REQUIRED WORK >> Below you will find a set of lines. Repeat them all exactly.

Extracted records
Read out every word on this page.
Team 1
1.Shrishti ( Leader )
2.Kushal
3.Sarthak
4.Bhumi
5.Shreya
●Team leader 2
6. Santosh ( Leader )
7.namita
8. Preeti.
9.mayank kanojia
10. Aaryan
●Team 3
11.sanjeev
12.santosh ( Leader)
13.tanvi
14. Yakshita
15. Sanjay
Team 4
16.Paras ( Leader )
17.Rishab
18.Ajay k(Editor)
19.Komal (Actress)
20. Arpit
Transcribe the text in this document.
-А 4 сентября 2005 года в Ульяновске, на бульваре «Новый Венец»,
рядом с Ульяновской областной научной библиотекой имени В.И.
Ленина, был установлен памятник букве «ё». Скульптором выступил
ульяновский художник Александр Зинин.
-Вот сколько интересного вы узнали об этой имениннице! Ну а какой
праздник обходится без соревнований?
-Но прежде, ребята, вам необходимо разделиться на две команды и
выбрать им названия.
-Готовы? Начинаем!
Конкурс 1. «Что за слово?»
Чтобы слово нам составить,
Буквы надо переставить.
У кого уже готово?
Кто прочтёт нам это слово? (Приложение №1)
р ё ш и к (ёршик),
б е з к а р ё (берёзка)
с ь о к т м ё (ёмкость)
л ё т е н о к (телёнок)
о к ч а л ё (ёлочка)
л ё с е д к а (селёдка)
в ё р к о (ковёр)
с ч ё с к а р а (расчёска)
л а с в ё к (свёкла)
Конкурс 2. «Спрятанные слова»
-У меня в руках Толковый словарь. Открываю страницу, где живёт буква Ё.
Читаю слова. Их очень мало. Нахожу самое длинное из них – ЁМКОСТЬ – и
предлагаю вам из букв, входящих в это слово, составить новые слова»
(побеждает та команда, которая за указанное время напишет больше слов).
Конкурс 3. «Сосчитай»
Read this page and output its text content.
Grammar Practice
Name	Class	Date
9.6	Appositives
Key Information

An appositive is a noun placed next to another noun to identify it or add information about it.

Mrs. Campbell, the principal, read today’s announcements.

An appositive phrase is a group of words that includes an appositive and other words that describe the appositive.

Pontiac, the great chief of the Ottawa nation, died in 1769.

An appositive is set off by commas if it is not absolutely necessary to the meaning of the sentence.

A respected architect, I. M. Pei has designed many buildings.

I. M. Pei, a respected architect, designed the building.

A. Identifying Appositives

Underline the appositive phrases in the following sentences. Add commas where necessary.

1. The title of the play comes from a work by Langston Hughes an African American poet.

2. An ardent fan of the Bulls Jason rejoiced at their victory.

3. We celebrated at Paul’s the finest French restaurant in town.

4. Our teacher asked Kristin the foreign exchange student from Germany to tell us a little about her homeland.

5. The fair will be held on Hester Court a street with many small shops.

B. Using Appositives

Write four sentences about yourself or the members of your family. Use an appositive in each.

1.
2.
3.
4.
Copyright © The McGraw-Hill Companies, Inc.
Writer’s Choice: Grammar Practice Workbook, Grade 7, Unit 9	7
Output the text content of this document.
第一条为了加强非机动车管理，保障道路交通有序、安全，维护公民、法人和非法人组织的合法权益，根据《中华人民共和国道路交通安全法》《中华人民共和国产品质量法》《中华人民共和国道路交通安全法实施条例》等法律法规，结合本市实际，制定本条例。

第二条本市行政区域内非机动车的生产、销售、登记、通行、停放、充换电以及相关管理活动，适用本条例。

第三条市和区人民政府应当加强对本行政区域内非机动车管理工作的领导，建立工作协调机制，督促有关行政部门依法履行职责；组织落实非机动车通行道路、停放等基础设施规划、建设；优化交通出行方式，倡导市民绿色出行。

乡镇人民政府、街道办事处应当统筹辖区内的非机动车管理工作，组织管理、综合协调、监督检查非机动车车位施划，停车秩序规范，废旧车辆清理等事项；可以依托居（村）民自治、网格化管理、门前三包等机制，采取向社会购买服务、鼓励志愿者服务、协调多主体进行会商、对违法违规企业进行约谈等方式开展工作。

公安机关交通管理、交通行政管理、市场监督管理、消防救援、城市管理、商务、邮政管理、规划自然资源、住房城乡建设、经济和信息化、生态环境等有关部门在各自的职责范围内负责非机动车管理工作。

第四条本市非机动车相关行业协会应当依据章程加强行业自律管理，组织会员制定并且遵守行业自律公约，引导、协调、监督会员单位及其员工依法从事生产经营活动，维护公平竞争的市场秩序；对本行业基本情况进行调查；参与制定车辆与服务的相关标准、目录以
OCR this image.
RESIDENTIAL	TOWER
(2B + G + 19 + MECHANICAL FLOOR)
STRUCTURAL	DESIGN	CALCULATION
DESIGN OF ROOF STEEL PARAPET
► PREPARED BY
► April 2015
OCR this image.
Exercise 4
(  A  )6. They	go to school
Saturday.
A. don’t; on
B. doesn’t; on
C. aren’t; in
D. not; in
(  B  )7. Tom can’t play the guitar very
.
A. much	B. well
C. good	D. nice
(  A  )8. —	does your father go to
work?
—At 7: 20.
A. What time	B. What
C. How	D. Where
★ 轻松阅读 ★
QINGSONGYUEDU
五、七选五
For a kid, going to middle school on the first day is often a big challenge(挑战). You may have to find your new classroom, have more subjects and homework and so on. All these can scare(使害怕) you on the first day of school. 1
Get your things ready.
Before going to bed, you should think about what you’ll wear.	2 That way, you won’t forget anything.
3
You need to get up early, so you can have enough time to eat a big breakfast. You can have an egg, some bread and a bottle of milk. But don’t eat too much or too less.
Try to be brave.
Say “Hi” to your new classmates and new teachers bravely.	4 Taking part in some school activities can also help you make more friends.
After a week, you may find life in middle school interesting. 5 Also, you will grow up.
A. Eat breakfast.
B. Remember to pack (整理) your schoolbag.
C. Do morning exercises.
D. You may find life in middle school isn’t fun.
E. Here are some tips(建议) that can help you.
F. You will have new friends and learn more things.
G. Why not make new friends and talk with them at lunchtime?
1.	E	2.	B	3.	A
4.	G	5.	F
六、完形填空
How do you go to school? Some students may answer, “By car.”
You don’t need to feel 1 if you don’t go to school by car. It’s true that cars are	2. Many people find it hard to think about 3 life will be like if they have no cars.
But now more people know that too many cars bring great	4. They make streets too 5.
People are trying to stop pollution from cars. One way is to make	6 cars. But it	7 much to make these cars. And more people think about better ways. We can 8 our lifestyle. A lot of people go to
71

OUTPUT BELOW >>
Read out every word on this page.
Team 1
1.Shrishti ( Leader )
2.Kushal
3.Sarthak
4.Bhumi
5.Shreya
●Team leader 2
6. Santosh ( Leader )
7.namita
8. Preeti.
9.mayank kanojia
10. Aaryan
●Team 3
11.sanjeev
12.santosh ( Leader)
13.tanvi
14. Yakshita
15. Sanjay
Team 4
16.Paras ( Leader )
17.Rishab
18.Ajay k(Editor)
19.Komal (Actress)
20. Arpit
Transcribe the text in this document.
-А 4 сентября 2005 года в Ульяновске, на бульваре «Новый Венец»,
рядом с Ульяновской областной научной библиотекой имени В.И.
Ленина, был установлен памятник букве «ё». Скульптором выступил
ульяновский художник Александр Зинин.
-Вот сколько интересного вы узнали об этой имениннице! Ну а какой
праздник обходится без соревнований?
-Но прежде, ребята, вам необходимо разделиться на две команды и
выбрать им названия.
-Готовы? Начинаем!
Конкурс 1. «Что за слово?»
Чтобы слово нам составить,
Буквы надо переставить.
У кого уже готово?
Кто прочтёт нам это слово? (Приложение №1)
р ё ш и к (ёршик),
б е з к а р ё (берёзка)
с ь о к т м ё (ёмкость)
л ё т е н о к (телёнок)
о к ч а л ё (ёлочка)
л ё с е д к а (селёдка)
в ё р к о (ковёр)
с ч ё с к а р а (расчёска)
л а с в ё к (свёкла)
Конкурс 2. «Спрятанные слова»
-У меня в руках Толковый словарь. Открываю страницу, где живёт буква Ё.
Читаю слова. Их очень мало. Нахожу самое длинное из них – ЁМКОСТЬ – и
предлагаю вам из букв, входящих в это слово, составить новые слова»
(побеждает та команда, которая за указанное время напишет больше слов).
Конкурс 3. «Сосчитай»
Read this page and output its text content.
Grammar Practice
Name	Class	Date
9.6	Appositives
Key Information

An appositive is a noun placed next to another noun to identify it or add information about it.

Mrs. Campbell, the principal, read today’s announcements.

An appositive phrase is a group of words that includes an appositive and other words that describe the appositive.

Pontiac, the great chief of the Ottawa nation, died in 1769.

An appositive is set off by commas if it is not absolutely necessary to the meaning of the sentence.

A respected architect, I. M. Pei has designed many buildings.

I. M. Pei, a respected architect, designed the building.

A. Identifying Appositives

Underline the appositive phrases in the following sentences. Add commas where necessary.

1. The title of the play comes from a work by Langston Hughes an African American poet.

2. An ardent fan of the Bulls Jason rejoiced at their victory.

3. We celebrated at Paul’s the finest French restaurant in town.

4. Our teacher asked Kristin the foreign exchange student from Germany to tell us a little about her homeland.

5. The fair will be held on Hester Court a street with many small shops.

B. Using Appositives

Write four sentences about yourself or the members of your family. Use an appositive in each.

1.
2.
3.
4.
Copyright © The McGraw-Hill Companies, Inc.
Writer’s Choice: Grammar Practice Workbook, Grade 7, Unit 9	7
Output the text content of this document.
第一条为了加强非机动车管理，保障道路交通有序、安全，维护公民、法人和非法人组织的合法权益，根据《中华人民共和国道路交通安全法》《中华人民共和国产品质量法》《中华人民共和国道路交通安全法实施条例》等法律法规，结合本市实际，制定本条例。

第二条本市行政区域内非机动车的生产、销售、登记、通行、停放、充换电以及相关管理活动，适用本条例。

第三条市和区人民政府应当加强对本行政区域内非机动车管理工作的领导，建立工作协调机制，督促有关行政部门依法履行职责；组织落实非机动车通行道路、停放等基础设施规划、建设；优化交通出行方式，倡导市民绿色出行。

乡镇人民政府、街道办事处应当统筹辖区内的非机动车管理工作，组织管理、综合协调、监督检查非机动车车位施划，停车秩序规范，废旧车辆清理等事项；可以依托居（村）民自治、网格化管理、门前三包等机制，采取向社会购买服务、鼓励志愿者服务、协调多主体进行会商、对违法违规企业进行约谈等方式开展工作。

公安机关交通管理、交通行政管理、市场监督管理、消防救援、城市管理、商务、邮政管理、规划自然资源、住房城乡建设、经济和信息化、生态环境等有关部门在各自的职责范围内负责非机动车管理工作。

第四条本市非机动车相关行业协会应当依据章程加强行业自律管理，组织会员制定并且遵守行业自律公约，引导、协调、监督会员单位及其员工依法从事生产经营活动，维护公平竞争的市场秩序；对本行业基本情况进行调查；参与制定车辆与服务的相关标准、目录以
OCR this image.
RESIDENTIAL	TOWER
(2B + G + 19 + MECHANICAL FLOOR)
STRUCTURAL	DESIGN	CALCULATION
DESIGN OF ROOF STEEL PARAPET
► PREPARED BY
► April 2015
OCR this image.
Exercise 4
(  A  )6. They	go to school
Saturday.
A. don’t; on
B. doesn’t; on
C. aren’t; in
D. not; in
(  B  )7. Tom can’t play the guitar very
.
A. much	B. well
C. good	D. nice
(  A  )8. —	does your father go to
work?
—At 7: 20.
A. What time	B. What
C. How	D. Where
★ 轻松阅读 ★
QINGSONGYUEDU
五、七选五
For a kid, going to middle school on the first day is often a big challenge(挑战). You may have to find your new classroom, have more subjects and homework and so on. All these can scare(使害怕) you on the first day of school. 1
Get your things ready.
Before going to bed, you should think about what you’ll wear.	2 That way, you won’t forget anything.
3
You need to get up early, so you can have enough time to eat a big breakfast. You can have an egg, some bread and a bottle of milk. But don’t eat too much or too less.
Try to be brave.
Say “Hi” to your new classmates and new teachers bravely.	4 Taking part in some school activities can also help you make more friends.
After a week, you may find life in middle school interesting. 5 Also, you will grow up.
A. Eat breakfast.
B. Remember to pack (整理) your schoolbag.
C. Do morning exercises.
D. You may find life in middle school isn’t fun.
E. Here are some tips(建议) that can help you.
F. You will have new friends and learn more things.
G. Why not make new friends and talk with them at lunchtime?
1.	E	2.	B	3.	A
4.	G	5.	F
六、完形填空
How do you go to school? Some students may answer, “By car.”
You don’t need to feel 1 if you don’t go to school by car. It’s true that cars are	2. Many people find it hard to think about 3 life will be like if they have no cars.
But now more people know that too many cars bring great	4. They make streets too 5.
People are trying to stop pollution from cars. One way is to make	6 cars. But it	7 much to make these cars. And more people think about better ways. We can 8 our lifestyle. A lot of people go to
71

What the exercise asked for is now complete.